(TASK PROMPT) Write out each line of the listing as it stands, without the images.
-- start AVAILABLE RECORDS --
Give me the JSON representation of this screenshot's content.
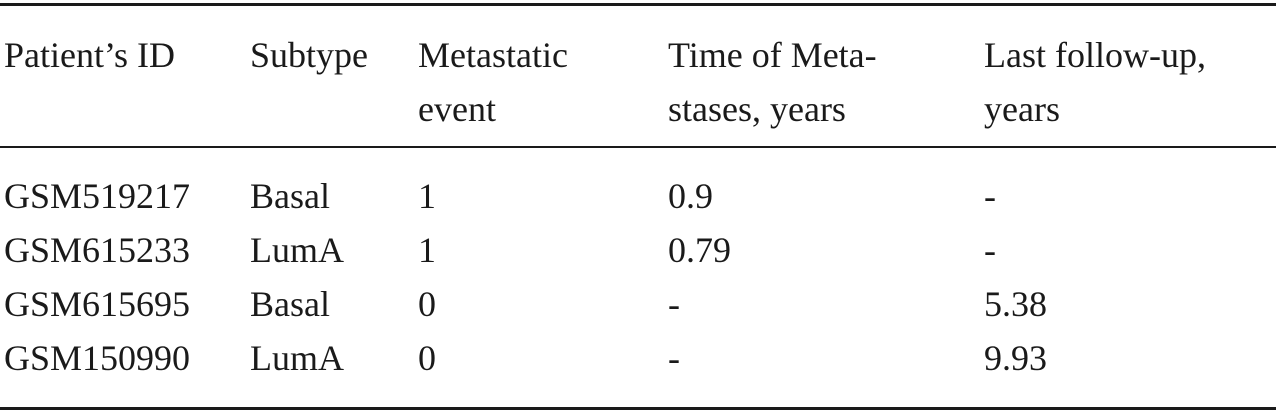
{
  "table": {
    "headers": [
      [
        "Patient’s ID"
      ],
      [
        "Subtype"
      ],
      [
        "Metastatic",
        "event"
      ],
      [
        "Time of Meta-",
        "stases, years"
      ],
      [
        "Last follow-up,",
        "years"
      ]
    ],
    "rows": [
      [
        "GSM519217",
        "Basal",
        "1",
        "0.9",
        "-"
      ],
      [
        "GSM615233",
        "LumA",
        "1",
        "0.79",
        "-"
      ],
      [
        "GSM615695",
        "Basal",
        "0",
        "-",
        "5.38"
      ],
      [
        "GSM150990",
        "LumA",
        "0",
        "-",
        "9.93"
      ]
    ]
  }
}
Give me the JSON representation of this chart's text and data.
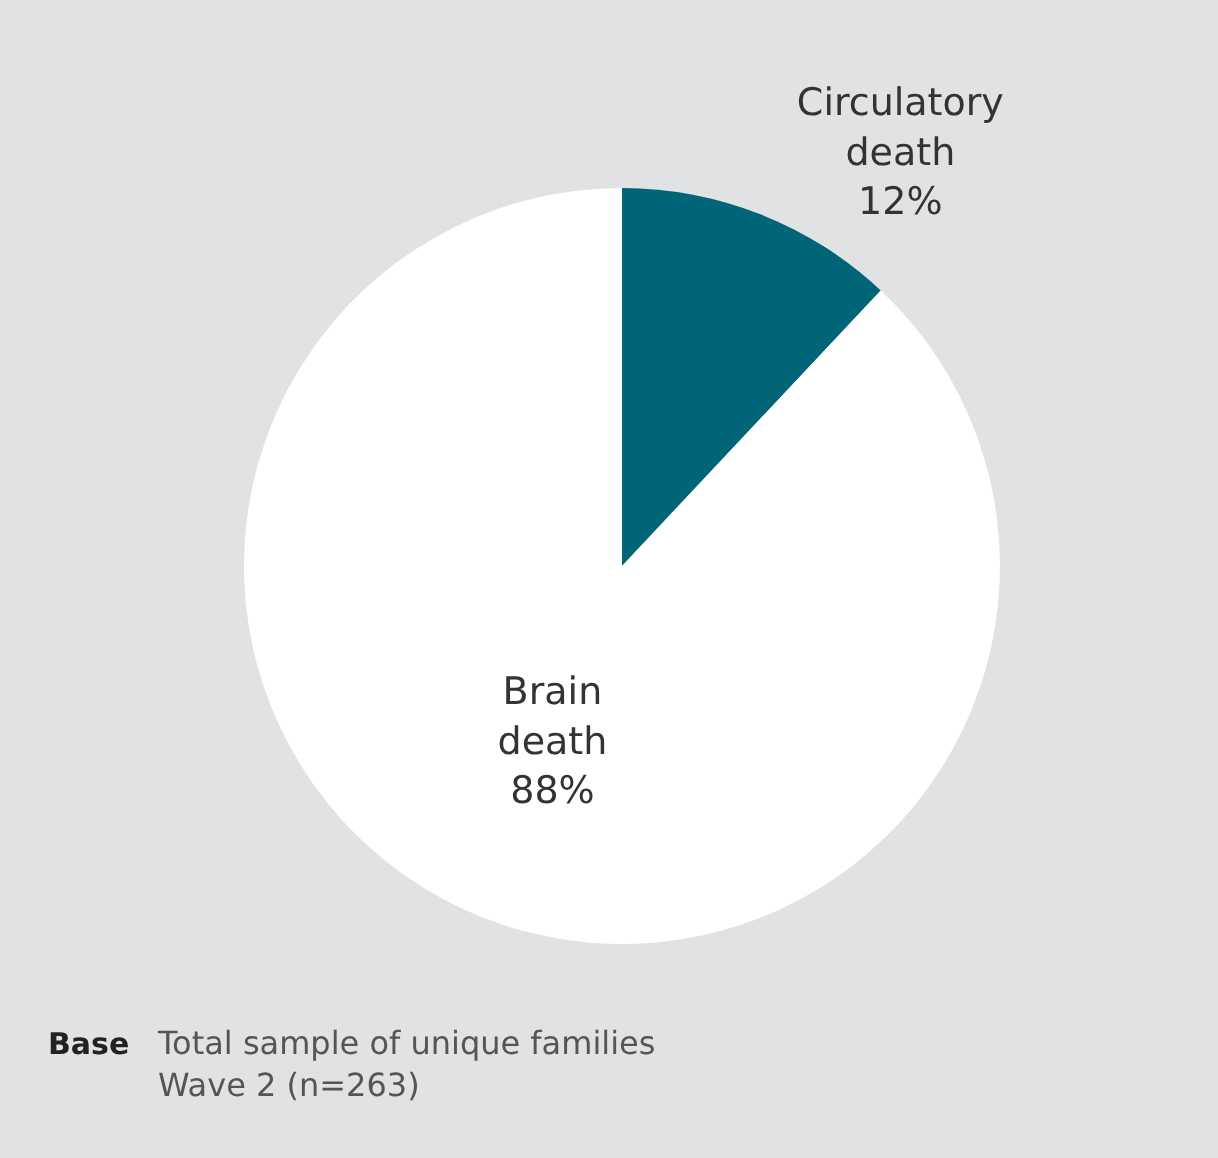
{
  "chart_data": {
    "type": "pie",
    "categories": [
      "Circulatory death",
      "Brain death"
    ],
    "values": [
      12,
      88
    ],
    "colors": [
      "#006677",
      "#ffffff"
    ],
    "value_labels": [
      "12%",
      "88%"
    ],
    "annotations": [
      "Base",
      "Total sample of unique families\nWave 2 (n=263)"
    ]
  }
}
-- end AVAILABLE RECORDS --
(OUTPUT BELOW)
Give me the JSON representation of this screenshot's content.
{
  "table": {
    "headers": [
      [
        "Patient’s ID"
      ],
      [
        "Subtype"
      ],
      [
        "Metastatic",
        "event"
      ],
      [
        "Time of Meta-",
        "stases, years"
      ],
      [
        "Last follow-up,",
        "years"
      ]
    ],
    "rows": [
      [
        "GSM519217",
        "Basal",
        "1",
        "0.9",
        "-"
      ],
      [
        "GSM615233",
        "LumA",
        "1",
        "0.79",
        "-"
      ],
      [
        "GSM615695",
        "Basal",
        "0",
        "-",
        "5.38"
      ],
      [
        "GSM150990",
        "LumA",
        "0",
        "-",
        "9.93"
      ]
    ]
  }
}
Give me the JSON representation of this chart's text and data.
{
  "chart_data": {
    "type": "pie",
    "categories": [
      "Circulatory death",
      "Brain death"
    ],
    "values": [
      12,
      88
    ],
    "colors": [
      "#006677",
      "#ffffff"
    ],
    "value_labels": [
      "12%",
      "88%"
    ],
    "annotations": [
      "Base",
      "Total sample of unique families\nWave 2 (n=263)"
    ]
  }
}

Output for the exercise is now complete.